Check every line below for the word "screenshot" and show those that hold it.

>> BEGIN

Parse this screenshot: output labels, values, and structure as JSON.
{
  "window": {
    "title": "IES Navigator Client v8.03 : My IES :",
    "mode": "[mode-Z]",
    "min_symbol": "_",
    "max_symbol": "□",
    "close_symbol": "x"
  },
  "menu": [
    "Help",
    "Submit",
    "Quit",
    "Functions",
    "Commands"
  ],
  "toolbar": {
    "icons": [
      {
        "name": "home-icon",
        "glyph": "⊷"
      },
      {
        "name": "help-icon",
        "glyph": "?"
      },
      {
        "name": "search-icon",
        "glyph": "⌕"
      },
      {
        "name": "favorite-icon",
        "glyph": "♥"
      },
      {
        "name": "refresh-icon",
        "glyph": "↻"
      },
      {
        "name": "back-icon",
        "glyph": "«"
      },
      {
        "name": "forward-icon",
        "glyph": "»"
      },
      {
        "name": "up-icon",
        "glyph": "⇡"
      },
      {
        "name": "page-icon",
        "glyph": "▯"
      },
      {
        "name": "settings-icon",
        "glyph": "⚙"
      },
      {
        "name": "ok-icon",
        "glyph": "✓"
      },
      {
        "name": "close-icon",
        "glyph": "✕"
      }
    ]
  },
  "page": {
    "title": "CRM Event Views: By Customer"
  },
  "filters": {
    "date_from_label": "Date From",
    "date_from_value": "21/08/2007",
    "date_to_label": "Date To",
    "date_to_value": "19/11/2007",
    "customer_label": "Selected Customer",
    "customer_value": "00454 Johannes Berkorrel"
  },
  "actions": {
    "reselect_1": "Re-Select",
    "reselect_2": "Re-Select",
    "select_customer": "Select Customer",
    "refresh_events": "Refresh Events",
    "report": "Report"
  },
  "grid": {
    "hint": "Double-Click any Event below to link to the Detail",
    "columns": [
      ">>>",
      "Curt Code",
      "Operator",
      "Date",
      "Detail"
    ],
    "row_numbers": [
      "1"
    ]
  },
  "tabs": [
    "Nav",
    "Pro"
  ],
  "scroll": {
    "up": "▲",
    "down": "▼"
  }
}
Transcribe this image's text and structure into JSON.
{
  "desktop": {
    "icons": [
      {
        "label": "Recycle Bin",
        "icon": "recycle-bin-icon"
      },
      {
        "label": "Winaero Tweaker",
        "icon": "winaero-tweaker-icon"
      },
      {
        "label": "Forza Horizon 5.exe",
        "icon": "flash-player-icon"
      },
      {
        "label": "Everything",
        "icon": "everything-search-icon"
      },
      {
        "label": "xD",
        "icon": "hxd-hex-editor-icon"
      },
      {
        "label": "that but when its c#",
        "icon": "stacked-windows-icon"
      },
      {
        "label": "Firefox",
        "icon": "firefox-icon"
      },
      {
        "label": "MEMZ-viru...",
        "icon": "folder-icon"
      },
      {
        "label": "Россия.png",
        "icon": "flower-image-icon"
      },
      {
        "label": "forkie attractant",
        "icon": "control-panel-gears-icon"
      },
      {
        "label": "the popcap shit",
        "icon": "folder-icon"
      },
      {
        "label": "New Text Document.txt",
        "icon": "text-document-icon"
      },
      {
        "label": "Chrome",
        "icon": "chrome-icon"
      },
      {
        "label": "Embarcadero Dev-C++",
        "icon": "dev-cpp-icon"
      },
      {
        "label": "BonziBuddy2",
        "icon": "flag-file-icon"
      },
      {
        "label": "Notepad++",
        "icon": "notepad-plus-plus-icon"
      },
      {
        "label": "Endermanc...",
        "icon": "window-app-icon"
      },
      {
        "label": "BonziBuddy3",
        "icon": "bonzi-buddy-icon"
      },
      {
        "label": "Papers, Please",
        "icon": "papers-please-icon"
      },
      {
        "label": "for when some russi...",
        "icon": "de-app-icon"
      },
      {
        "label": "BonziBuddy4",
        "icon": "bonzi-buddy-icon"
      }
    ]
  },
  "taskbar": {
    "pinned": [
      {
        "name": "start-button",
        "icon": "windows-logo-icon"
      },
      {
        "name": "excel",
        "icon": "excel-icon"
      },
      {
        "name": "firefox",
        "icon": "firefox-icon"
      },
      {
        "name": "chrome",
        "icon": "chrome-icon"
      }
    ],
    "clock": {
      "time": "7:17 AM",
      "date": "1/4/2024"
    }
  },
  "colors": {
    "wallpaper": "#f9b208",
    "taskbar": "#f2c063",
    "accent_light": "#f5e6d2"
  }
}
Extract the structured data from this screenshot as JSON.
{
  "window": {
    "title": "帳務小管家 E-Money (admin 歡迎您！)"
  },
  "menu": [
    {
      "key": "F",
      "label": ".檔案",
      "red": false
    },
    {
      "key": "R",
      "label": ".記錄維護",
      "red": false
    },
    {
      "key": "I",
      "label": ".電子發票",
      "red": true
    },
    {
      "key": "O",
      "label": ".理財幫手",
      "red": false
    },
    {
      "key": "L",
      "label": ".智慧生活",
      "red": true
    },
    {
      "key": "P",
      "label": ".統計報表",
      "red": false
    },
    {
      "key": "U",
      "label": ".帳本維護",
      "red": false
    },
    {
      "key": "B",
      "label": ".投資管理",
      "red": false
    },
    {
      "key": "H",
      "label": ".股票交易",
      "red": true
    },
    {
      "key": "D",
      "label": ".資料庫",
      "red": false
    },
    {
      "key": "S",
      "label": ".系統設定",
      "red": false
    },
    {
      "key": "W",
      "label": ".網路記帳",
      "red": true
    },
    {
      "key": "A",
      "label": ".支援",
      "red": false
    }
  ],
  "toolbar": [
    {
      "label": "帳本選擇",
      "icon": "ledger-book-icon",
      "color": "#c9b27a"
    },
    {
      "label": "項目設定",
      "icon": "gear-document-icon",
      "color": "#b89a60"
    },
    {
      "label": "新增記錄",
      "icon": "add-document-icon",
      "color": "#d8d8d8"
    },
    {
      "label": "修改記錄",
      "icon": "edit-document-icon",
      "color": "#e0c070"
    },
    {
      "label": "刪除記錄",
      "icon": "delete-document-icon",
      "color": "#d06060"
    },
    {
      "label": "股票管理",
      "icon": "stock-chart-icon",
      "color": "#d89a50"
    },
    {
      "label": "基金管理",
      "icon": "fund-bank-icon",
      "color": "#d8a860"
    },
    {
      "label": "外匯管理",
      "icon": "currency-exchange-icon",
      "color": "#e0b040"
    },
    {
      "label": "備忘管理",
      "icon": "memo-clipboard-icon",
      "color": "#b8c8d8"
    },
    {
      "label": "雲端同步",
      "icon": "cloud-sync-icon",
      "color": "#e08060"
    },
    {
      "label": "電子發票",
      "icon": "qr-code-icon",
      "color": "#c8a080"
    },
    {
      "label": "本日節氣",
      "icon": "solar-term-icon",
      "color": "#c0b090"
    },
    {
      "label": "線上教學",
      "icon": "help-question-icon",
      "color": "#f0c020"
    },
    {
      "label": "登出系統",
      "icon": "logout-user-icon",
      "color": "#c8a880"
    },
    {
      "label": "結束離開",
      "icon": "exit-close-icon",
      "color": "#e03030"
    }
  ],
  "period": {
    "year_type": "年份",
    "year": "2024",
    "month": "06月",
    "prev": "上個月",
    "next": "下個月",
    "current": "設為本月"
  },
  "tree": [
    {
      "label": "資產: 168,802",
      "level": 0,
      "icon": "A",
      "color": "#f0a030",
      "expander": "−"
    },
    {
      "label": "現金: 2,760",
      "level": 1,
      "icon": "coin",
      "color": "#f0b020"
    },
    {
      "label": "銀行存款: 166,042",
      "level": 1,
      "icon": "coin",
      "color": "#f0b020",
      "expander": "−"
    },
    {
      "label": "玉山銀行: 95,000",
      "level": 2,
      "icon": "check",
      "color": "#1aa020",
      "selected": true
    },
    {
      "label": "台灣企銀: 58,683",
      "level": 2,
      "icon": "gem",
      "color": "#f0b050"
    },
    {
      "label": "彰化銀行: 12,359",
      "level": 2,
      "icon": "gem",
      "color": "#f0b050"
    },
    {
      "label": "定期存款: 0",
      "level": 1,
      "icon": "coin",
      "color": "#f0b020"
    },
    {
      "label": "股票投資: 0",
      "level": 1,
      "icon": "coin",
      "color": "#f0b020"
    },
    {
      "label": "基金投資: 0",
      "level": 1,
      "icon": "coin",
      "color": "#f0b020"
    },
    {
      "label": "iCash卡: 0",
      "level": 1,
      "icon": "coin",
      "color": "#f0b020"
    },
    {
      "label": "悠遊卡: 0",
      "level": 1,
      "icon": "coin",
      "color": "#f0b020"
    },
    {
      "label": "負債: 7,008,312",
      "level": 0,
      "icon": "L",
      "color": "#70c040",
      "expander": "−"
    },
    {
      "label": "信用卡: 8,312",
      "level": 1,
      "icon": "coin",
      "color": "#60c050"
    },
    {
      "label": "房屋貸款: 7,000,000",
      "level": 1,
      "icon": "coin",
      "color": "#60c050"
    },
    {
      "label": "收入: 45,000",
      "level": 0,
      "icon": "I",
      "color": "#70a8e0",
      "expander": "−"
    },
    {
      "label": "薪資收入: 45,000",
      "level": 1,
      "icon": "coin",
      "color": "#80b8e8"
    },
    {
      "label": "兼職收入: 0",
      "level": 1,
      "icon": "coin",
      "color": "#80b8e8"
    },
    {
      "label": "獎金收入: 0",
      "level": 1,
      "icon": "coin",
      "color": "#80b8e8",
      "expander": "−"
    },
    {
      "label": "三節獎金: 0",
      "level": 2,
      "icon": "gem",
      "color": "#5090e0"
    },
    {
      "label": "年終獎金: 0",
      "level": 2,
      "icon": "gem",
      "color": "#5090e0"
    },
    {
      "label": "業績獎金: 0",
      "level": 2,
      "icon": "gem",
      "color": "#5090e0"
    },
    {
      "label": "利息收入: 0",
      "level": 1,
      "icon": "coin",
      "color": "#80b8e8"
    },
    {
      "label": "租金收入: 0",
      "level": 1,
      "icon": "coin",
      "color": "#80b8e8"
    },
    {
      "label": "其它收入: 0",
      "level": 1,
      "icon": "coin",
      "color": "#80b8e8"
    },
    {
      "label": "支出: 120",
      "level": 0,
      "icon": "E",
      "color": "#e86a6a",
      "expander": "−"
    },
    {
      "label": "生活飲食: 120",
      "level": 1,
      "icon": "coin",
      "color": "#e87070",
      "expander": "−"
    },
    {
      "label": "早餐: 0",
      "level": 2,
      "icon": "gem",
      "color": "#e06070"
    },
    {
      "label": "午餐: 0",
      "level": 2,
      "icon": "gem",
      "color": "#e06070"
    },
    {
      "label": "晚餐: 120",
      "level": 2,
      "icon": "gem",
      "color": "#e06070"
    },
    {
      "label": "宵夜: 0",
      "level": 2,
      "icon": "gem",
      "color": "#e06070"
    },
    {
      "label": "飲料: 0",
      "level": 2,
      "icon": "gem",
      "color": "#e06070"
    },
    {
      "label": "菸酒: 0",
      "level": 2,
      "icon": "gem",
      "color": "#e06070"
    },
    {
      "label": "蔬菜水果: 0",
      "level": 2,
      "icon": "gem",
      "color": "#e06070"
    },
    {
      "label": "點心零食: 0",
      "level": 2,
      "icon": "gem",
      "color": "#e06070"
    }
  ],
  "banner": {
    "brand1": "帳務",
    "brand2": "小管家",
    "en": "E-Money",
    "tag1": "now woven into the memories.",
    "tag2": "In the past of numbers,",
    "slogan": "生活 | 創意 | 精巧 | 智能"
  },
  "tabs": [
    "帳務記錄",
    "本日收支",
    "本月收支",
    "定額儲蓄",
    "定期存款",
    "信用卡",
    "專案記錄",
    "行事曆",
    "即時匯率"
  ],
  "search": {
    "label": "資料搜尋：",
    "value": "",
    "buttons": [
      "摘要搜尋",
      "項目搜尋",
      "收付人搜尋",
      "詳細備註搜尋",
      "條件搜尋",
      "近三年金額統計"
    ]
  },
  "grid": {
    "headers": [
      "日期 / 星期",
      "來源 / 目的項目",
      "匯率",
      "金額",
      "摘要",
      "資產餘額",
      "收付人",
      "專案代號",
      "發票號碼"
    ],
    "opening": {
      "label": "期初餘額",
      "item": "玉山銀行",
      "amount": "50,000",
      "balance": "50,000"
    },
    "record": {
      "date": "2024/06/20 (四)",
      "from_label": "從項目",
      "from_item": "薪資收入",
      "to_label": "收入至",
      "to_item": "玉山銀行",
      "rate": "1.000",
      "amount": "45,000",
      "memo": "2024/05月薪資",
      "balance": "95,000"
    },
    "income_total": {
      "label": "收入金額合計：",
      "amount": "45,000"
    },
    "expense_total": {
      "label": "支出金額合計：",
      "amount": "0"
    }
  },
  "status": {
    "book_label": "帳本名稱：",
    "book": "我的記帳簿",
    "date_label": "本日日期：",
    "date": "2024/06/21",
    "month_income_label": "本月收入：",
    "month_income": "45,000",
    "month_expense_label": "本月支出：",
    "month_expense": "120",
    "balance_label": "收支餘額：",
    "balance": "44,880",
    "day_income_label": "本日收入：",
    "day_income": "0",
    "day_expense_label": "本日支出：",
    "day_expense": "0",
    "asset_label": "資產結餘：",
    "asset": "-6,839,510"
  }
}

>> END

### Reply to the task
Parse this screenshot: output labels, values, and structure as JSON.
Extract the structured data from this screenshot as JSON.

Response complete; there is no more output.